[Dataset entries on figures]

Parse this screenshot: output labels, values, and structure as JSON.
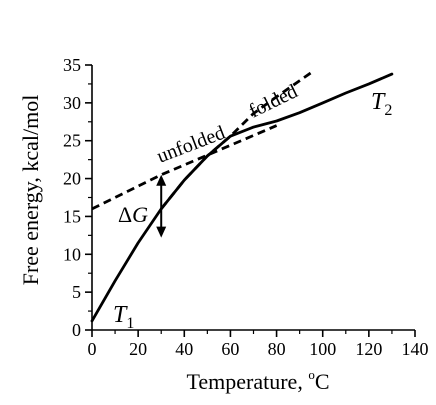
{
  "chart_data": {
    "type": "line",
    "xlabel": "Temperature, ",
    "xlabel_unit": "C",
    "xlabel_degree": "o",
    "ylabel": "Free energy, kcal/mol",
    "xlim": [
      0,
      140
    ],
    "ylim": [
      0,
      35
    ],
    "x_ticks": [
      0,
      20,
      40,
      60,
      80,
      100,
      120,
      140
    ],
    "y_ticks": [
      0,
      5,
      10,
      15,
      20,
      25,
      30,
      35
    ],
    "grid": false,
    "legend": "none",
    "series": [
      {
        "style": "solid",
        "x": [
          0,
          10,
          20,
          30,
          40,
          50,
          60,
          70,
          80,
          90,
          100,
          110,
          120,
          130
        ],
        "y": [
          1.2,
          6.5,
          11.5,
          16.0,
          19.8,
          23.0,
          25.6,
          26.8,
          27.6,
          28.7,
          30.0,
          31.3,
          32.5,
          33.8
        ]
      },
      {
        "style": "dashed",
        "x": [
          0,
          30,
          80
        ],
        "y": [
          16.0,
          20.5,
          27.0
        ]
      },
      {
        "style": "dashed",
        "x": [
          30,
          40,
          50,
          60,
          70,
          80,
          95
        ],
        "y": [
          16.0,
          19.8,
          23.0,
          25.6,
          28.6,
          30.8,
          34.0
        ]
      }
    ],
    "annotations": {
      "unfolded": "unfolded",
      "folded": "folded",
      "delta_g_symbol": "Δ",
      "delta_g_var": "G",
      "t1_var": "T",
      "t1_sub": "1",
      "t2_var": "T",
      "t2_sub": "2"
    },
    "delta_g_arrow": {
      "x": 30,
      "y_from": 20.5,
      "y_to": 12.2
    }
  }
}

EXERCISE AIM –
Pictures appear in the records above. Output everything except them, exactly.

SOLUTION TO THIS TASK –
Parse this screenshot: output labels, values, and structure as JSON.
{
  "chart_data": {
    "type": "line",
    "xlabel": "Temperature, ",
    "xlabel_unit": "C",
    "xlabel_degree": "o",
    "ylabel": "Free energy, kcal/mol",
    "xlim": [
      0,
      140
    ],
    "ylim": [
      0,
      35
    ],
    "x_ticks": [
      0,
      20,
      40,
      60,
      80,
      100,
      120,
      140
    ],
    "y_ticks": [
      0,
      5,
      10,
      15,
      20,
      25,
      30,
      35
    ],
    "grid": false,
    "legend": "none",
    "series": [
      {
        "style": "solid",
        "x": [
          0,
          10,
          20,
          30,
          40,
          50,
          60,
          70,
          80,
          90,
          100,
          110,
          120,
          130
        ],
        "y": [
          1.2,
          6.5,
          11.5,
          16.0,
          19.8,
          23.0,
          25.6,
          26.8,
          27.6,
          28.7,
          30.0,
          31.3,
          32.5,
          33.8
        ]
      },
      {
        "style": "dashed",
        "x": [
          0,
          30,
          80
        ],
        "y": [
          16.0,
          20.5,
          27.0
        ]
      },
      {
        "style": "dashed",
        "x": [
          30,
          40,
          50,
          60,
          70,
          80,
          95
        ],
        "y": [
          16.0,
          19.8,
          23.0,
          25.6,
          28.6,
          30.8,
          34.0
        ]
      }
    ],
    "annotations": {
      "unfolded": "unfolded",
      "folded": "folded",
      "delta_g_symbol": "Δ",
      "delta_g_var": "G",
      "t1_var": "T",
      "t1_sub": "1",
      "t2_var": "T",
      "t2_sub": "2"
    },
    "delta_g_arrow": {
      "x": 30,
      "y_from": 20.5,
      "y_to": 12.2
    }
  }
}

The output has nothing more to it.